"""

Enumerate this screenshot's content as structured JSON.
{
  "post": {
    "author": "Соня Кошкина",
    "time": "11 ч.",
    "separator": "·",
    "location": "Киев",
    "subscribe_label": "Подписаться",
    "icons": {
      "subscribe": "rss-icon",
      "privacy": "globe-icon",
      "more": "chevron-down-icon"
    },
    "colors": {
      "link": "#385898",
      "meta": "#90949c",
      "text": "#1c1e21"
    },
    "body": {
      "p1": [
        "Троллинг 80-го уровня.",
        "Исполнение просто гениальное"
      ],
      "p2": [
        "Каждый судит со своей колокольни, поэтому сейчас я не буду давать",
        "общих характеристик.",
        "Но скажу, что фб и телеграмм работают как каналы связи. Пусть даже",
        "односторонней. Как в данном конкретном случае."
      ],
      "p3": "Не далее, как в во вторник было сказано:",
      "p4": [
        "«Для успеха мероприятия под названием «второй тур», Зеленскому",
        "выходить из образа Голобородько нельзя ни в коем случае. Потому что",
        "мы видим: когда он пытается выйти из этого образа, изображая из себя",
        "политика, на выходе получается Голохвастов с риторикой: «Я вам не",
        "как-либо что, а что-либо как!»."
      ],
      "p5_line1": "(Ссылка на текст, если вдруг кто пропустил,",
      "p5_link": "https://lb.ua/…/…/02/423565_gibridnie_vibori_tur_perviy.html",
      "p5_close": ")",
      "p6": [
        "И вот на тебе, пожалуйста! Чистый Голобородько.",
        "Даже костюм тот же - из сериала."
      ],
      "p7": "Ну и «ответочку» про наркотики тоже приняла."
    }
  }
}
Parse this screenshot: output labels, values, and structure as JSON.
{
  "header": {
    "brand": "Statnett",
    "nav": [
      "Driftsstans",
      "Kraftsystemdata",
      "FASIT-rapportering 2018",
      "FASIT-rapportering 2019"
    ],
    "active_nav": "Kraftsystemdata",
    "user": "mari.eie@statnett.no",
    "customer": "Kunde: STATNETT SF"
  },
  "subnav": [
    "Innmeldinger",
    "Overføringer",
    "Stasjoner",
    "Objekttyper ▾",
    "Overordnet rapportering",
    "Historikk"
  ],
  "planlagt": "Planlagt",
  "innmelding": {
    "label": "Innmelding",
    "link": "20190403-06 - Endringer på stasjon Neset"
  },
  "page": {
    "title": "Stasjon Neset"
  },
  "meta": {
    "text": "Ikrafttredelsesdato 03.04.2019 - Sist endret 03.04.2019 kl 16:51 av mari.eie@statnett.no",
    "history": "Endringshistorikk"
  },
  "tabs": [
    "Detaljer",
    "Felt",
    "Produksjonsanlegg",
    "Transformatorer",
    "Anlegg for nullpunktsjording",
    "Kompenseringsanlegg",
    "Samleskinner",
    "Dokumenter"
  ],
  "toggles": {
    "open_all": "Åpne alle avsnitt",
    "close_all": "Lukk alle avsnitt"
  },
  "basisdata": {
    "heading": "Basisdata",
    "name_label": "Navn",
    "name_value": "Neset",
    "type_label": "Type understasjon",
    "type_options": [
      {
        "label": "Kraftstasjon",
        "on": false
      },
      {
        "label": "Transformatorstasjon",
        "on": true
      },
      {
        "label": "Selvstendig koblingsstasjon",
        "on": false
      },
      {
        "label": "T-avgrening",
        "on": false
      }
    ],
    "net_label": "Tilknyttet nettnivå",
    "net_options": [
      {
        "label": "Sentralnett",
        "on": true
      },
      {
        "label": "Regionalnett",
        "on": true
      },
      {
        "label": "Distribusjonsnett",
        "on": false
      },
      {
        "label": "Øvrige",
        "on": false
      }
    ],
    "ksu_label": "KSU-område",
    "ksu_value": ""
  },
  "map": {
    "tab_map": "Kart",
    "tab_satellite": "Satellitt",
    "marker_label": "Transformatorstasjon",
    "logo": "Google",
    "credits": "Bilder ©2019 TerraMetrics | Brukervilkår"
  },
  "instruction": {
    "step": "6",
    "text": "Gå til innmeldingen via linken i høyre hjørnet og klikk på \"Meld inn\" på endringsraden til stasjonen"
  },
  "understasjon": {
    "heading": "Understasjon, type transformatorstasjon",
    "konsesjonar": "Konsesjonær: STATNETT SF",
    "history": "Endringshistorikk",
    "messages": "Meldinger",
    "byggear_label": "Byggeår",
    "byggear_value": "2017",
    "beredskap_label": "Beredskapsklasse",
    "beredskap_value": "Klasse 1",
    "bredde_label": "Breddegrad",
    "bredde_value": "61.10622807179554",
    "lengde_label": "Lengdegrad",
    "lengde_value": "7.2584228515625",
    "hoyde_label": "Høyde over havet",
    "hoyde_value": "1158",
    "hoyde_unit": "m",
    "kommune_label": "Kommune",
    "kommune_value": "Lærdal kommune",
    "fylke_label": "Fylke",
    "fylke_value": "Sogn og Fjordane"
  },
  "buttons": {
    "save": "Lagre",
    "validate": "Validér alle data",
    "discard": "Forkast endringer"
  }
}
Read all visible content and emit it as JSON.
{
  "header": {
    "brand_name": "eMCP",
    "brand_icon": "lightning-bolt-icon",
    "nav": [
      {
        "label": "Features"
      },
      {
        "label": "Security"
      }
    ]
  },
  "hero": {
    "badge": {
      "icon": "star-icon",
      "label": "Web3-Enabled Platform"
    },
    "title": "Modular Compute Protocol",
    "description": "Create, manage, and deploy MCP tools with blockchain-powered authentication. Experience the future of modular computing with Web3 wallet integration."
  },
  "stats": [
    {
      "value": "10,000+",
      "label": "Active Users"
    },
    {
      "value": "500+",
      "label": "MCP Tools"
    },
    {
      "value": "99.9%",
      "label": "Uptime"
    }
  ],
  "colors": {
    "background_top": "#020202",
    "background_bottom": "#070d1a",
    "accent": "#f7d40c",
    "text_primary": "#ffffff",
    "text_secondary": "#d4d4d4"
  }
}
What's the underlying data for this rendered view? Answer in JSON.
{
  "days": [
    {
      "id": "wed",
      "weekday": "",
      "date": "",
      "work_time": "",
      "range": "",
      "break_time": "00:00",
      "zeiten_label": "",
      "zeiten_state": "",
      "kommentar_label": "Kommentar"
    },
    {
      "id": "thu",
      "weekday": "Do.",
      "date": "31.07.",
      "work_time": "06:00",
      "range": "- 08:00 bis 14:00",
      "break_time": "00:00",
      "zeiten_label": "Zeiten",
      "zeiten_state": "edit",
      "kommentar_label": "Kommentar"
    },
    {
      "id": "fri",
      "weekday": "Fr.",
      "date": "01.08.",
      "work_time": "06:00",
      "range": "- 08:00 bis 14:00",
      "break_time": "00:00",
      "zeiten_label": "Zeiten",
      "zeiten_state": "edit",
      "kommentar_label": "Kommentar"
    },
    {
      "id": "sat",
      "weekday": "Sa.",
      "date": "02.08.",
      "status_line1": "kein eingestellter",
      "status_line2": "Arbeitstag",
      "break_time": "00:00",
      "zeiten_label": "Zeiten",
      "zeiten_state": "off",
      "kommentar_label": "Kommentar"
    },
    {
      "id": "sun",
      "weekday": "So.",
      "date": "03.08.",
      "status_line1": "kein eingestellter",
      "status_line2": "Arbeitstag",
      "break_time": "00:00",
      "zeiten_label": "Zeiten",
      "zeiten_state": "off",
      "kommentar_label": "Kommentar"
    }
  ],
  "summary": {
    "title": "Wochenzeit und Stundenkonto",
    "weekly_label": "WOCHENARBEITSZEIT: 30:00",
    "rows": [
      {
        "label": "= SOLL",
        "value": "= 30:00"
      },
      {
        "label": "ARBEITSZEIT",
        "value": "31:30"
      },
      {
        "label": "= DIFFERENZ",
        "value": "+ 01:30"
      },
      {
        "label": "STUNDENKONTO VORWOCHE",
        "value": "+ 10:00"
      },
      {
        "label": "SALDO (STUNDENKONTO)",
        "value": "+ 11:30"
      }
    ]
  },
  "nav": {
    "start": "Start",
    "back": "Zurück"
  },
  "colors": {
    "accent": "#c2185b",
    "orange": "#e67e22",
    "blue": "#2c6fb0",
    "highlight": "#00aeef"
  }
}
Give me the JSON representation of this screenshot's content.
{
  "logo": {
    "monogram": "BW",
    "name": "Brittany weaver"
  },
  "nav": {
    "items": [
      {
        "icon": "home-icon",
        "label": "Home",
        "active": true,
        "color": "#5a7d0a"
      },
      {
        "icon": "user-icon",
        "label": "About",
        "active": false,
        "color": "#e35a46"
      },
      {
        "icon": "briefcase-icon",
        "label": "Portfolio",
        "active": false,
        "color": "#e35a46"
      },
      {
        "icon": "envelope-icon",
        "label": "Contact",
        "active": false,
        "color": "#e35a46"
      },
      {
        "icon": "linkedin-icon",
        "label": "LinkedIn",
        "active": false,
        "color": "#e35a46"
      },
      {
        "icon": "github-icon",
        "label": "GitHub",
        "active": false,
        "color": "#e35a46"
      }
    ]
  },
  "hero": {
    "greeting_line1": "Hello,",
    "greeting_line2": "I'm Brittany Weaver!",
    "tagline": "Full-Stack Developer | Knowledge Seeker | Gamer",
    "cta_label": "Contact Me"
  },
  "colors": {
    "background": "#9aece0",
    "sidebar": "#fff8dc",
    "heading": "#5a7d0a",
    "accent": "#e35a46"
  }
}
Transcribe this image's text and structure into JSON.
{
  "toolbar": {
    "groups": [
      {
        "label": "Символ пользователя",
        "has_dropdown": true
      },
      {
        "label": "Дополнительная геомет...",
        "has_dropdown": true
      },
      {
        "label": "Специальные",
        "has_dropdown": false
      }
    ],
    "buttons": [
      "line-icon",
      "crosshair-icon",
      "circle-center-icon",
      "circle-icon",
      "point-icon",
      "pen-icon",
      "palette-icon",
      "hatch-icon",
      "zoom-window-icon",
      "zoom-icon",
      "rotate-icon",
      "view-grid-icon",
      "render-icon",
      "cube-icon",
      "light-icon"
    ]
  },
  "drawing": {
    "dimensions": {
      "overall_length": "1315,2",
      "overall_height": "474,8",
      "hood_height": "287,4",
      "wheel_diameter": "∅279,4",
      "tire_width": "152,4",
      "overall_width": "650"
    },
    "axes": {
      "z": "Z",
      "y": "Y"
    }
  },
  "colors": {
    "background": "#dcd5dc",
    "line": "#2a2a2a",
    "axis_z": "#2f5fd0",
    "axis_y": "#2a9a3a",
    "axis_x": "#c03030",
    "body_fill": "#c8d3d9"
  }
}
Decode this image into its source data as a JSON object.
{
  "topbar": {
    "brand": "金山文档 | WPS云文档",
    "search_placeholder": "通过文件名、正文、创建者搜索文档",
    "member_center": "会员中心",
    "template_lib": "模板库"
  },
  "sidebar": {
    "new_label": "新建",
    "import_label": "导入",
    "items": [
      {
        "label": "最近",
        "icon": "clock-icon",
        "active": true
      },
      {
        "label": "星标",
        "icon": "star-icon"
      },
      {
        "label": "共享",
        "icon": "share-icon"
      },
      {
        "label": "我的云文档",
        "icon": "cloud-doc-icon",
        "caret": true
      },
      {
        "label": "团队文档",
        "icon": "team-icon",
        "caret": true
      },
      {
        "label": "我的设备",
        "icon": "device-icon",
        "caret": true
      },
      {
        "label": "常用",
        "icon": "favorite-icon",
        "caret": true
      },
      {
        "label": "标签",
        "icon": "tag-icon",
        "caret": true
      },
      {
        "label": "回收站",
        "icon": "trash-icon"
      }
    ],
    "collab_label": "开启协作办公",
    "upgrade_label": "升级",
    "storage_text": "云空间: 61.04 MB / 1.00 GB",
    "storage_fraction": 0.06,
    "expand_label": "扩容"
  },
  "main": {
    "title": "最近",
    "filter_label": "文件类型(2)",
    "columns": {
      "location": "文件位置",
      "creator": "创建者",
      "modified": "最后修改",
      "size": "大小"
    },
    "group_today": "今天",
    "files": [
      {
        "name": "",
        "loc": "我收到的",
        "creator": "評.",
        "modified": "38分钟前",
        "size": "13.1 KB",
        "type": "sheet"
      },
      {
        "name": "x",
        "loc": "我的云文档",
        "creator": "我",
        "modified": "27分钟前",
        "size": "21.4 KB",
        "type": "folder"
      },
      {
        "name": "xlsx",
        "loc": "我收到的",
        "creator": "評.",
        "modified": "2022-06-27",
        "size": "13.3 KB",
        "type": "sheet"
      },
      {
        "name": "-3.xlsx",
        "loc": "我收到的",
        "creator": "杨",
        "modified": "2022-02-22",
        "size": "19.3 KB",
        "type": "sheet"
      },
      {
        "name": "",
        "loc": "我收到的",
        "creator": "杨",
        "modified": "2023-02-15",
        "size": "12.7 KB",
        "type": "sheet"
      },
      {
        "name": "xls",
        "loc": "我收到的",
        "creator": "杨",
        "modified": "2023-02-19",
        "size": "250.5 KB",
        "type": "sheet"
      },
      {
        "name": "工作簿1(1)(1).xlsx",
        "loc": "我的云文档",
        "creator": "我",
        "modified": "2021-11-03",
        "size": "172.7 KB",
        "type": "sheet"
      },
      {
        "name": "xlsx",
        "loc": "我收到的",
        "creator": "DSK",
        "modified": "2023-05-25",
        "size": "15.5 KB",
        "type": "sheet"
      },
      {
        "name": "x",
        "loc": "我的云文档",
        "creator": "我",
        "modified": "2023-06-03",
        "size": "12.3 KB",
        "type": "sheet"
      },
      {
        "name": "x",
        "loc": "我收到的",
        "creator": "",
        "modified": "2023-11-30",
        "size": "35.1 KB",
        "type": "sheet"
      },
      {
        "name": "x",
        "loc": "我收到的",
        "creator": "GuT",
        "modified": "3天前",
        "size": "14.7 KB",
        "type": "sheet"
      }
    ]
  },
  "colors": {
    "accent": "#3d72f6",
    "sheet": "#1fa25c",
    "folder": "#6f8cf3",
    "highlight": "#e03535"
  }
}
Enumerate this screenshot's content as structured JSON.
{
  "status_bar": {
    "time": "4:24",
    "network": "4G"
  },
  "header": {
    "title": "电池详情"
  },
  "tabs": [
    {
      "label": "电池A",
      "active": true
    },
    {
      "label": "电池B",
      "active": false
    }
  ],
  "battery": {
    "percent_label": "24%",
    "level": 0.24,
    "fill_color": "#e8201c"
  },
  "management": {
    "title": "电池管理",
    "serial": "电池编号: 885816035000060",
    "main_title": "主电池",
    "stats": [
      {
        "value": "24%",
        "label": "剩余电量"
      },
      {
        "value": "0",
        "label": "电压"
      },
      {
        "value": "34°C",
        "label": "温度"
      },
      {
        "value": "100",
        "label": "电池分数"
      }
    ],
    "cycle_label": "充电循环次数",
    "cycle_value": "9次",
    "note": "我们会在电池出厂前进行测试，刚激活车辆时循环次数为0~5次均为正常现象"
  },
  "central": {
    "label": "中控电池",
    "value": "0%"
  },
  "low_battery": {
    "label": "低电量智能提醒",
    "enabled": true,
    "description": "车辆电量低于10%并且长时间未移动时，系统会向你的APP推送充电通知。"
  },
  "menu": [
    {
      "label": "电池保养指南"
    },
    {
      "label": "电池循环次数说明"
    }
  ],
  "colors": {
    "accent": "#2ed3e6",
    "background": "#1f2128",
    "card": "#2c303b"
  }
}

"""

§ Exercise brief
Locate the word "FASIT" in the records above, and return each line that has it.

§ Final result
      "FASIT-rapportering 2018",
      "FASIT-rapportering 2019"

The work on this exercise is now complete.